[start PROVIDED RECORDS]

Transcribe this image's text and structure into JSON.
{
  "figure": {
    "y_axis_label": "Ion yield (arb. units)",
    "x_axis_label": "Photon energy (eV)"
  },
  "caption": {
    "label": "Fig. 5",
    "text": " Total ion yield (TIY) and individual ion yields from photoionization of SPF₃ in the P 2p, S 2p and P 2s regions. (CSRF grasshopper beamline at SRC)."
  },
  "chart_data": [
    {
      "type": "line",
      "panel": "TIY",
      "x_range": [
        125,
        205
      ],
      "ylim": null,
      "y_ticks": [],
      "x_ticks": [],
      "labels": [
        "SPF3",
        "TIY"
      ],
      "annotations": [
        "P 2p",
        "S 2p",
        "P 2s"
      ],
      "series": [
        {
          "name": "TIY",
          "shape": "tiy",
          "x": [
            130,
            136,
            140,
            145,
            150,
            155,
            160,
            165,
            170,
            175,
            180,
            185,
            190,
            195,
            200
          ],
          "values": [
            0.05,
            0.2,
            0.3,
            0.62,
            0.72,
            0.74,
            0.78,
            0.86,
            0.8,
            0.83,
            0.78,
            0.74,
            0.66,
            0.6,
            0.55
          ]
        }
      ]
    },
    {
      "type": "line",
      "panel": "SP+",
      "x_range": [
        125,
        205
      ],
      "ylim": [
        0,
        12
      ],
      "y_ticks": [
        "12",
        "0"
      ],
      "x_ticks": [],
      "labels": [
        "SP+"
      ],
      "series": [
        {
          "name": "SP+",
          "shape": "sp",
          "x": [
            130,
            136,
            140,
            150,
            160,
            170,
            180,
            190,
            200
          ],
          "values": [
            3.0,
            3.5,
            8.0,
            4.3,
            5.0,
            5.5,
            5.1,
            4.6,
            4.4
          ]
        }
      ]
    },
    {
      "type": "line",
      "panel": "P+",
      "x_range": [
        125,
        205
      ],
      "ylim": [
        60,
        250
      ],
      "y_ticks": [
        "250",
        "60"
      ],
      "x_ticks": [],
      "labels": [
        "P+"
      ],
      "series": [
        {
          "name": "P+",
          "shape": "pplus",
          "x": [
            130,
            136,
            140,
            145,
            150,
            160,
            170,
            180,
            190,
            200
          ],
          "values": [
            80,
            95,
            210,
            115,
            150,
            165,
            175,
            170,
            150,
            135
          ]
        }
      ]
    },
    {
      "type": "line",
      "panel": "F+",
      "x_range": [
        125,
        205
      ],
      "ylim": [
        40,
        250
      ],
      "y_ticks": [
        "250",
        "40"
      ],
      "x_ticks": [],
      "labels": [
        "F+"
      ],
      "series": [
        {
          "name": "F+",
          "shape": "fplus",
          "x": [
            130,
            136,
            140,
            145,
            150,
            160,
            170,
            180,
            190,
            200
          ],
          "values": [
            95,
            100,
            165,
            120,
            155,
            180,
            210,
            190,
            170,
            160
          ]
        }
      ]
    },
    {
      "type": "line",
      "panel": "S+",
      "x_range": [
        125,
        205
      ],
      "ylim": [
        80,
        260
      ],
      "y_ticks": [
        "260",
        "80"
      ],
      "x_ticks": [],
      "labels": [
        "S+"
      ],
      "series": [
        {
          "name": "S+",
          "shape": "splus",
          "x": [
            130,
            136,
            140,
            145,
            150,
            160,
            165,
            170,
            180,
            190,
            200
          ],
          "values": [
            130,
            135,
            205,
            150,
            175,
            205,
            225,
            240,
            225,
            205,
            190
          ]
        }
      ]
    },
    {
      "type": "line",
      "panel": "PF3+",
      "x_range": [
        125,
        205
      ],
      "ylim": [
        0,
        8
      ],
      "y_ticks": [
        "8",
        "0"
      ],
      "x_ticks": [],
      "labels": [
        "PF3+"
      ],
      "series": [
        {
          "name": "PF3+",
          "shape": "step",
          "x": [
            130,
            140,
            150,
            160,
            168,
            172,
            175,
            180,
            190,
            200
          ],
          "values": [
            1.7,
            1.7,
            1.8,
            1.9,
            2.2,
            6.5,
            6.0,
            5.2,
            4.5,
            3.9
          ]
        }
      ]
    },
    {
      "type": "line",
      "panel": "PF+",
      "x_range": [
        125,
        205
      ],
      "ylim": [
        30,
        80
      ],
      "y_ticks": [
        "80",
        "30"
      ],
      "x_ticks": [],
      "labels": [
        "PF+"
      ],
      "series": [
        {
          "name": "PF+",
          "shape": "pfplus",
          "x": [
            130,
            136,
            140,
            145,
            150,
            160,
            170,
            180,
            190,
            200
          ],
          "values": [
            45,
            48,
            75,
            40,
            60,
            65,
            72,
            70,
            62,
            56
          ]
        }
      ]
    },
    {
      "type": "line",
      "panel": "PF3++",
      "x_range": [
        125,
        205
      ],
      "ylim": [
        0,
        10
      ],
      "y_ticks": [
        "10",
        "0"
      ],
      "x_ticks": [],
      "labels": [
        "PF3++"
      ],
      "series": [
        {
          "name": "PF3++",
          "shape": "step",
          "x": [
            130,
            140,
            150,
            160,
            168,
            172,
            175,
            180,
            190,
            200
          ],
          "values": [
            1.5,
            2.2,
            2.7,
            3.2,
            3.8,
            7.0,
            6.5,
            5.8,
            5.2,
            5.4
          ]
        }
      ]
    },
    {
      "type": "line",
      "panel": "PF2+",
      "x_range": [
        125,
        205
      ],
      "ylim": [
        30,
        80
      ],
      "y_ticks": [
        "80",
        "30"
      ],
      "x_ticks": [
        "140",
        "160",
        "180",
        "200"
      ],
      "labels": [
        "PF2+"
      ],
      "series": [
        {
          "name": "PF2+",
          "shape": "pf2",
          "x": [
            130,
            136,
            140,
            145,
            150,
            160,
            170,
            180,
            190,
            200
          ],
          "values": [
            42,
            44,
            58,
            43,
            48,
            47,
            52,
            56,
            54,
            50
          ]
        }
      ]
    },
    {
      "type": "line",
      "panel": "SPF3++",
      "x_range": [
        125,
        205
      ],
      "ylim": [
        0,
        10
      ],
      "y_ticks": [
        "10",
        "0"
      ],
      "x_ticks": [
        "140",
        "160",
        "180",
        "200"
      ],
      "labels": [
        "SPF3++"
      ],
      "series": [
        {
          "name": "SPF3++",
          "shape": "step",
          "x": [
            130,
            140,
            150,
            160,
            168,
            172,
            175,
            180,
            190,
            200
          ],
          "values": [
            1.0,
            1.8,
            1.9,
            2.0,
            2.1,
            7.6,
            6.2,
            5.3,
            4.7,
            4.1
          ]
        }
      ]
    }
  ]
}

[end PROVIDED RECORDS]

■ **SET EXERCISE**
Identify and list each line with the word "shape".

■ **ANSWER TO THE PROBLEM**
          "shape": "tiy",
          "shape": "sp",
          "shape": "pplus",
          "shape": "fplus",
          "shape": "splus",
          "shape": "step",
          "shape": "pfplus",
          "shape": "step",
          "shape": "pf2",
          "shape": "step",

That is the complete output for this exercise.